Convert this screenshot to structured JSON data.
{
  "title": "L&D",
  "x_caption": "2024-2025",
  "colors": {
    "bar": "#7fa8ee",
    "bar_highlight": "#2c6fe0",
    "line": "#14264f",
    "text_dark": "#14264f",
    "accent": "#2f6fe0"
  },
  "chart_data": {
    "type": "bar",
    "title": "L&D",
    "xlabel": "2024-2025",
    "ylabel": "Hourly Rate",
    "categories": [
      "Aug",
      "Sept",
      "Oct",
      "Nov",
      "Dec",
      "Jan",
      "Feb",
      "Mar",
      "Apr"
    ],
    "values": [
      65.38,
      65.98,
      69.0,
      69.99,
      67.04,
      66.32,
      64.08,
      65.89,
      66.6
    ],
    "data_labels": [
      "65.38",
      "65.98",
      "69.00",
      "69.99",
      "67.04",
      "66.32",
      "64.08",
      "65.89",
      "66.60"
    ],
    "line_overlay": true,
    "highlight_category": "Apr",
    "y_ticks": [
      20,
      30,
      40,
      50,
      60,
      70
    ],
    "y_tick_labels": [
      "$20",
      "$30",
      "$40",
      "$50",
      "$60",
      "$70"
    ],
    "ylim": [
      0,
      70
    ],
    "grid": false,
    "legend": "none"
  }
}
───
Would you write down every record again, exactly?

Convert this screenshot to structured JSON data.
{
  "title": "L&D",
  "x_caption": "2024-2025",
  "colors": {
    "bar": "#7fa8ee",
    "bar_highlight": "#2c6fe0",
    "line": "#14264f",
    "text_dark": "#14264f",
    "accent": "#2f6fe0"
  },
  "chart_data": {
    "type": "bar",
    "title": "L&D",
    "xlabel": "2024-2025",
    "ylabel": "Hourly Rate",
    "categories": [
      "Aug",
      "Sept",
      "Oct",
      "Nov",
      "Dec",
      "Jan",
      "Feb",
      "Mar",
      "Apr"
    ],
    "values": [
      65.38,
      65.98,
      69.0,
      69.99,
      67.04,
      66.32,
      64.08,
      65.89,
      66.6
    ],
    "data_labels": [
      "65.38",
      "65.98",
      "69.00",
      "69.99",
      "67.04",
      "66.32",
      "64.08",
      "65.89",
      "66.60"
    ],
    "line_overlay": true,
    "highlight_category": "Apr",
    "y_ticks": [
      20,
      30,
      40,
      50,
      60,
      70
    ],
    "y_tick_labels": [
      "$20",
      "$30",
      "$40",
      "$50",
      "$60",
      "$70"
    ],
    "ylim": [
      0,
      70
    ],
    "grid": false,
    "legend": "none"
  }
}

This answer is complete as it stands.